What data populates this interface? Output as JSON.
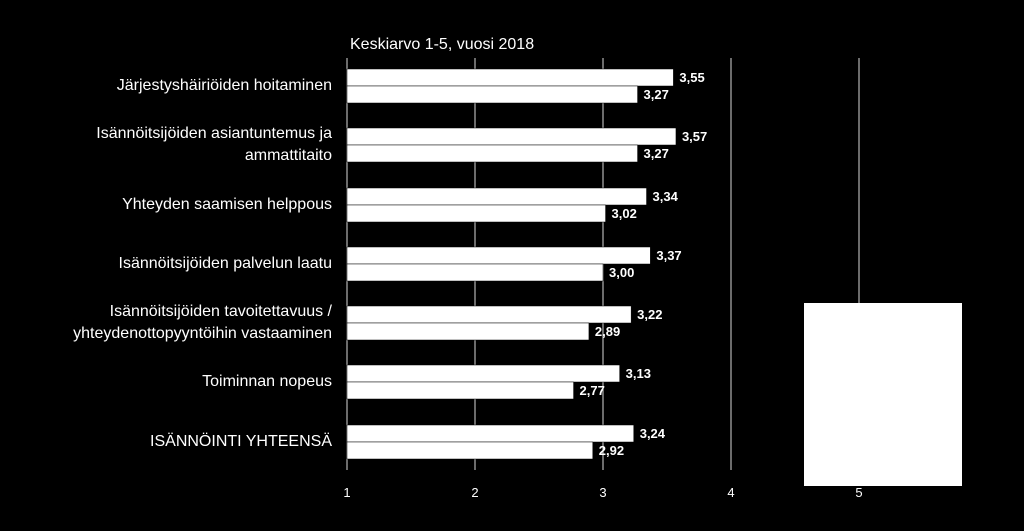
{
  "chart_data": {
    "type": "bar",
    "orientation": "horizontal",
    "title": "Keskiarvo 1-5, vuosi 2018",
    "categories": [
      "Järjestyshäiriöiden hoitaminen",
      "Isännöitsijöiden asiantuntemus ja\nammattitaito",
      "Yhteyden saamisen helppous",
      "Isännöitsijöiden palvelun laatu",
      "Isännöitsijöiden tavoitettavuus /\nyhteydenottopyyntöihin vastaaminen",
      "Toiminnan nopeus",
      "ISÄNNÖINTI YHTEENSÄ"
    ],
    "series": [
      {
        "values": [
          3.55,
          3.57,
          3.34,
          3.37,
          3.22,
          3.13,
          3.24
        ],
        "color": "#ffffff"
      },
      {
        "values": [
          3.27,
          3.27,
          3.02,
          3.0,
          2.89,
          2.77,
          2.92
        ],
        "color": "#ffffff"
      }
    ],
    "value_labels": [
      [
        "3,55",
        "3,57",
        "3,34",
        "3,37",
        "3,22",
        "3,13",
        "3,24"
      ],
      [
        "3,27",
        "3,27",
        "3,02",
        "3,00",
        "2,89",
        "2,77",
        "2,92"
      ]
    ],
    "xlim": [
      1,
      5
    ],
    "xticks": [
      1,
      2,
      3,
      4,
      5
    ],
    "xtick_labels": [
      "1",
      "2",
      "3",
      "4",
      "5"
    ],
    "grid": true,
    "legend": "right"
  }
}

┄┄┄┄┄┄┄┄┄┄

▶ [What the exercise asks]:
Without the pictures, retype the whole of the material above exactly.

▶ [Answer for this exercise]:
What data populates this interface? Output as JSON.
{
  "chart_data": {
    "type": "bar",
    "orientation": "horizontal",
    "title": "Keskiarvo 1-5, vuosi 2018",
    "categories": [
      "Järjestyshäiriöiden hoitaminen",
      "Isännöitsijöiden asiantuntemus ja\nammattitaito",
      "Yhteyden saamisen helppous",
      "Isännöitsijöiden palvelun laatu",
      "Isännöitsijöiden tavoitettavuus /\nyhteydenottopyyntöihin vastaaminen",
      "Toiminnan nopeus",
      "ISÄNNÖINTI YHTEENSÄ"
    ],
    "series": [
      {
        "values": [
          3.55,
          3.57,
          3.34,
          3.37,
          3.22,
          3.13,
          3.24
        ],
        "color": "#ffffff"
      },
      {
        "values": [
          3.27,
          3.27,
          3.02,
          3.0,
          2.89,
          2.77,
          2.92
        ],
        "color": "#ffffff"
      }
    ],
    "value_labels": [
      [
        "3,55",
        "3,57",
        "3,34",
        "3,37",
        "3,22",
        "3,13",
        "3,24"
      ],
      [
        "3,27",
        "3,27",
        "3,02",
        "3,00",
        "2,89",
        "2,77",
        "2,92"
      ]
    ],
    "xlim": [
      1,
      5
    ],
    "xticks": [
      1,
      2,
      3,
      4,
      5
    ],
    "xtick_labels": [
      "1",
      "2",
      "3",
      "4",
      "5"
    ],
    "grid": true,
    "legend": "right"
  }
}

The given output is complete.